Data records

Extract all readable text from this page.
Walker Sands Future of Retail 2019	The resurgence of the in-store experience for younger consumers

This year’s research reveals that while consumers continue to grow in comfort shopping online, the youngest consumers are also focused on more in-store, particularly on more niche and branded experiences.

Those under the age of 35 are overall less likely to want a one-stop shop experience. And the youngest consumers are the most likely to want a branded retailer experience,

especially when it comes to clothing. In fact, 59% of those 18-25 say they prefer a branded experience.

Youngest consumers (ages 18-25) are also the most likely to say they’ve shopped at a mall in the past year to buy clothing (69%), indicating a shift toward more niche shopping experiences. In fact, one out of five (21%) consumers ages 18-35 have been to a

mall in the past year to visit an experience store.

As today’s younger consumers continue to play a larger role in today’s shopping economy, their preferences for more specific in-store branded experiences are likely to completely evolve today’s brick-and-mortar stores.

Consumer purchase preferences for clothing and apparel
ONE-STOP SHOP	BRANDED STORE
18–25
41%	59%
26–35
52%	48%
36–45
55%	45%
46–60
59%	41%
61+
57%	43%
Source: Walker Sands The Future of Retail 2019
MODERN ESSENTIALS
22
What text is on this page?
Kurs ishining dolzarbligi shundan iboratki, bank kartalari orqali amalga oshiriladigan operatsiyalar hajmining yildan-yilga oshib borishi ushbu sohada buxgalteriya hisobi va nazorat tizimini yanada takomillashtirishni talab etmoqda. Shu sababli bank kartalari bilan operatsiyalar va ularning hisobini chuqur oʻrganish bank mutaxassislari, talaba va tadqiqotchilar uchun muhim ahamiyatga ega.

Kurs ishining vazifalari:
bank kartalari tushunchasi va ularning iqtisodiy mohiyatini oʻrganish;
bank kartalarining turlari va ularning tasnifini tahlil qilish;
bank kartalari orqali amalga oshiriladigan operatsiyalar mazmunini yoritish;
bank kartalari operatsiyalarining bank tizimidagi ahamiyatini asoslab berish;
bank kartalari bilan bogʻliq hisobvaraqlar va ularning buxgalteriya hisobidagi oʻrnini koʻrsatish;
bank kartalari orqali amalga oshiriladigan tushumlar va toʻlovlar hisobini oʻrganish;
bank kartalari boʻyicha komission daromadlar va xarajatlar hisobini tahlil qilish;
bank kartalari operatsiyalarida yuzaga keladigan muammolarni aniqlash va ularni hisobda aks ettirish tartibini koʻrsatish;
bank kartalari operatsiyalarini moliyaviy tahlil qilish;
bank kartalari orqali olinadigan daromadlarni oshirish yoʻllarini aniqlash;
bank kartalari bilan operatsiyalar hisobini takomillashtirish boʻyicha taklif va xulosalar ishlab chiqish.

Exercise aim
All the entries above need to be reproduced exactly.

Answer below
Extract all readable text from this page.
Walker Sands Future of Retail 2019	The resurgence of the in-store experience for younger consumers

This year’s research reveals that while consumers continue to grow in comfort shopping online, the youngest consumers are also focused on more in-store, particularly on more niche and branded experiences.

Those under the age of 35 are overall less likely to want a one-stop shop experience. And the youngest consumers are the most likely to want a branded retailer experience,

especially when it comes to clothing. In fact, 59% of those 18-25 say they prefer a branded experience.

Youngest consumers (ages 18-25) are also the most likely to say they’ve shopped at a mall in the past year to buy clothing (69%), indicating a shift toward more niche shopping experiences. In fact, one out of five (21%) consumers ages 18-35 have been to a

mall in the past year to visit an experience store.

As today’s younger consumers continue to play a larger role in today’s shopping economy, their preferences for more specific in-store branded experiences are likely to completely evolve today’s brick-and-mortar stores.

Consumer purchase preferences for clothing and apparel
ONE-STOP SHOP	BRANDED STORE
18–25
41%	59%
26–35
52%	48%
36–45
55%	45%
46–60
59%	41%
61+
57%	43%
Source: Walker Sands The Future of Retail 2019
MODERN ESSENTIALS
22
What text is on this page?
Kurs ishining dolzarbligi shundan iboratki, bank kartalari orqali amalga oshiriladigan operatsiyalar hajmining yildan-yilga oshib borishi ushbu sohada buxgalteriya hisobi va nazorat tizimini yanada takomillashtirishni talab etmoqda. Shu sababli bank kartalari bilan operatsiyalar va ularning hisobini chuqur oʻrganish bank mutaxassislari, talaba va tadqiqotchilar uchun muhim ahamiyatga ega.

Kurs ishining vazifalari:
bank kartalari tushunchasi va ularning iqtisodiy mohiyatini oʻrganish;
bank kartalarining turlari va ularning tasnifini tahlil qilish;
bank kartalari orqali amalga oshiriladigan operatsiyalar mazmunini yoritish;
bank kartalari operatsiyalarining bank tizimidagi ahamiyatini asoslab berish;
bank kartalari bilan bogʻliq hisobvaraqlar va ularning buxgalteriya hisobidagi oʻrnini koʻrsatish;
bank kartalari orqali amalga oshiriladigan tushumlar va toʻlovlar hisobini oʻrganish;
bank kartalari boʻyicha komission daromadlar va xarajatlar hisobini tahlil qilish;
bank kartalari operatsiyalarida yuzaga keladigan muammolarni aniqlash va ularni hisobda aks ettirish tartibini koʻrsatish;
bank kartalari operatsiyalarini moliyaviy tahlil qilish;
bank kartalari orqali olinadigan daromadlarni oshirish yoʻllarini aniqlash;
bank kartalari bilan operatsiyalar hisobini takomillashtirish boʻyicha taklif va xulosalar ishlab chiqish.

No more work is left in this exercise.